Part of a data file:
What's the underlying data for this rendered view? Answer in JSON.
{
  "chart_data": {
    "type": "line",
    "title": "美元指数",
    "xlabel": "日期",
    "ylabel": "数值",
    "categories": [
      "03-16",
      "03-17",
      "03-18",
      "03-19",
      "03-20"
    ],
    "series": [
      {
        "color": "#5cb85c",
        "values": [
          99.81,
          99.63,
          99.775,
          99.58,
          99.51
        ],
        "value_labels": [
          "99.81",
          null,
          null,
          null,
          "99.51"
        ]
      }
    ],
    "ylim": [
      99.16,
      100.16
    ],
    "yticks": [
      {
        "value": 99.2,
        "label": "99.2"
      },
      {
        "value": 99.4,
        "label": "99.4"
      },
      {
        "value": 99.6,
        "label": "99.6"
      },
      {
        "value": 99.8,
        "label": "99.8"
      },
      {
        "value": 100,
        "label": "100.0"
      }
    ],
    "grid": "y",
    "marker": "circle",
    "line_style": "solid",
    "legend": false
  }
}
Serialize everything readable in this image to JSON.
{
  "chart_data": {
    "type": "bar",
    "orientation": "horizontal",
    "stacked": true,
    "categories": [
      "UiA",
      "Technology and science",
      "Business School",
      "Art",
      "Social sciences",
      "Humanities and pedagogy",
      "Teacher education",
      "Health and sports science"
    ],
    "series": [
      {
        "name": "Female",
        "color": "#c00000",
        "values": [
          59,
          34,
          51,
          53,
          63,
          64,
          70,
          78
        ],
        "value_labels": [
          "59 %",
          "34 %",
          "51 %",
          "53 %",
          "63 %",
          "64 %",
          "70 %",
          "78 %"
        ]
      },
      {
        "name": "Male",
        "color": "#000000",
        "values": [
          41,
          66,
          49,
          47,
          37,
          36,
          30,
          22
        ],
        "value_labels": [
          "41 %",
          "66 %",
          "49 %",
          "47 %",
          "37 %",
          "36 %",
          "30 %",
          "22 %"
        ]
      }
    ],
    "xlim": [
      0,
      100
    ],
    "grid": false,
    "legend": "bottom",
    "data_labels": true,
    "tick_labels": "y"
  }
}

# Task to complete
Retype the records above exactly.

# Result for this task
What's the underlying data for this rendered view? Answer in JSON.
{
  "chart_data": {
    "type": "line",
    "title": "美元指数",
    "xlabel": "日期",
    "ylabel": "数值",
    "categories": [
      "03-16",
      "03-17",
      "03-18",
      "03-19",
      "03-20"
    ],
    "series": [
      {
        "color": "#5cb85c",
        "values": [
          99.81,
          99.63,
          99.775,
          99.58,
          99.51
        ],
        "value_labels": [
          "99.81",
          null,
          null,
          null,
          "99.51"
        ]
      }
    ],
    "ylim": [
      99.16,
      100.16
    ],
    "yticks": [
      {
        "value": 99.2,
        "label": "99.2"
      },
      {
        "value": 99.4,
        "label": "99.4"
      },
      {
        "value": 99.6,
        "label": "99.6"
      },
      {
        "value": 99.8,
        "label": "99.8"
      },
      {
        "value": 100,
        "label": "100.0"
      }
    ],
    "grid": "y",
    "marker": "circle",
    "line_style": "solid",
    "legend": false
  }
}
Serialize everything readable in this image to JSON.
{
  "chart_data": {
    "type": "bar",
    "orientation": "horizontal",
    "stacked": true,
    "categories": [
      "UiA",
      "Technology and science",
      "Business School",
      "Art",
      "Social sciences",
      "Humanities and pedagogy",
      "Teacher education",
      "Health and sports science"
    ],
    "series": [
      {
        "name": "Female",
        "color": "#c00000",
        "values": [
          59,
          34,
          51,
          53,
          63,
          64,
          70,
          78
        ],
        "value_labels": [
          "59 %",
          "34 %",
          "51 %",
          "53 %",
          "63 %",
          "64 %",
          "70 %",
          "78 %"
        ]
      },
      {
        "name": "Male",
        "color": "#000000",
        "values": [
          41,
          66,
          49,
          47,
          37,
          36,
          30,
          22
        ],
        "value_labels": [
          "41 %",
          "66 %",
          "49 %",
          "47 %",
          "37 %",
          "36 %",
          "30 %",
          "22 %"
        ]
      }
    ],
    "xlim": [
      0,
      100
    ],
    "grid": false,
    "legend": "bottom",
    "data_labels": true,
    "tick_labels": "y"
  }
}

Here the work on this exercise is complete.